» **Information shown**:
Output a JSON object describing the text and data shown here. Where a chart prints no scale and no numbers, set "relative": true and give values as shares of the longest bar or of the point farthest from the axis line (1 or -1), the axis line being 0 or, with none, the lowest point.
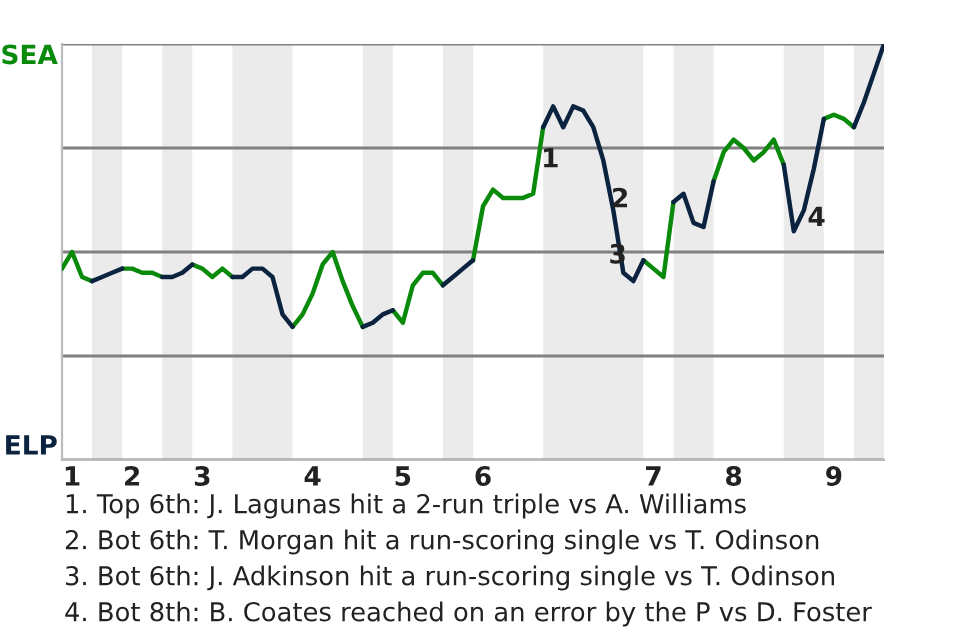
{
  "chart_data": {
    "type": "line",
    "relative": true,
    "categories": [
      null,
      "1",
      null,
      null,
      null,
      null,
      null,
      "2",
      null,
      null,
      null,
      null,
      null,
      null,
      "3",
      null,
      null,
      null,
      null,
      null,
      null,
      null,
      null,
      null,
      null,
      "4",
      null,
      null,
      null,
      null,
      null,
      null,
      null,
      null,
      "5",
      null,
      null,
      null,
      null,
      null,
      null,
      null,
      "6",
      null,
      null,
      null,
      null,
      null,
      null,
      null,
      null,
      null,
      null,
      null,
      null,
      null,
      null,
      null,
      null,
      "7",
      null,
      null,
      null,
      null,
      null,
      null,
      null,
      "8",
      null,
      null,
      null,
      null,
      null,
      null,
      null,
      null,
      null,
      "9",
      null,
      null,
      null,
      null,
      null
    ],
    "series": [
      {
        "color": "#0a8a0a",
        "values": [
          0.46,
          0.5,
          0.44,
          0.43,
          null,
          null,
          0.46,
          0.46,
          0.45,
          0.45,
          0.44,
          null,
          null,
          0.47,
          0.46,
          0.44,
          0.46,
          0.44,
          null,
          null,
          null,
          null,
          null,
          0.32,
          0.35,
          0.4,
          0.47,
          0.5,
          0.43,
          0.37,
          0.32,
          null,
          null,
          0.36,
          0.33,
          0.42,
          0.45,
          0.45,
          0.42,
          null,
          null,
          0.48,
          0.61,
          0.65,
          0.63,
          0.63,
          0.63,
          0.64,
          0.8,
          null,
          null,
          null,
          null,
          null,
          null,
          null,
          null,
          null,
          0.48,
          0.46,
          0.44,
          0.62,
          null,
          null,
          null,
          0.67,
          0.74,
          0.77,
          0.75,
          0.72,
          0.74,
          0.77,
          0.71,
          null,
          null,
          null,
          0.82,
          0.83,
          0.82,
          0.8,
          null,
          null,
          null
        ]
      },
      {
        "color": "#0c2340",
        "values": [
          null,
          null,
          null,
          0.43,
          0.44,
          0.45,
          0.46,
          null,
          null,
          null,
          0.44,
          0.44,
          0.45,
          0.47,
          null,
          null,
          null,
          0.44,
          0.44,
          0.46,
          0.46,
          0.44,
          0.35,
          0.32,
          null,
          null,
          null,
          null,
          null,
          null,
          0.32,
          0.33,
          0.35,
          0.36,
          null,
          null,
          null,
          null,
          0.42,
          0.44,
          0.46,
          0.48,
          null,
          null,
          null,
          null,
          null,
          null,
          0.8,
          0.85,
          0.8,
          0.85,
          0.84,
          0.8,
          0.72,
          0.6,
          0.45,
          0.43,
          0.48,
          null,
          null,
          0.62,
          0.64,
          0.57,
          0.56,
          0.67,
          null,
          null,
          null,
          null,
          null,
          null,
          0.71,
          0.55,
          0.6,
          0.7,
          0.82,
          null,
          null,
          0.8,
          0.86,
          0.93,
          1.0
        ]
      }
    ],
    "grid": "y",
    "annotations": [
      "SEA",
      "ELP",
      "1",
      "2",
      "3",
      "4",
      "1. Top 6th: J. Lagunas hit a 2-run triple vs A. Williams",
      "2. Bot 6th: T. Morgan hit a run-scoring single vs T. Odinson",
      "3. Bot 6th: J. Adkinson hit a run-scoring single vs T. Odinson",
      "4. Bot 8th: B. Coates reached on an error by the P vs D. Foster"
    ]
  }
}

» **Exercise brief**:
Track down every line with the word "true" and copy it.

» **Result for this task**:
Output a JSON object describing the text and data shown here. Where a chart prints no scale and no numbers, set "relative": true and give values as shares of the longest bar or of the point farthest from the axis line (1 or -1), the axis line being 0 or, with none, the lowest point.
    "relative": true,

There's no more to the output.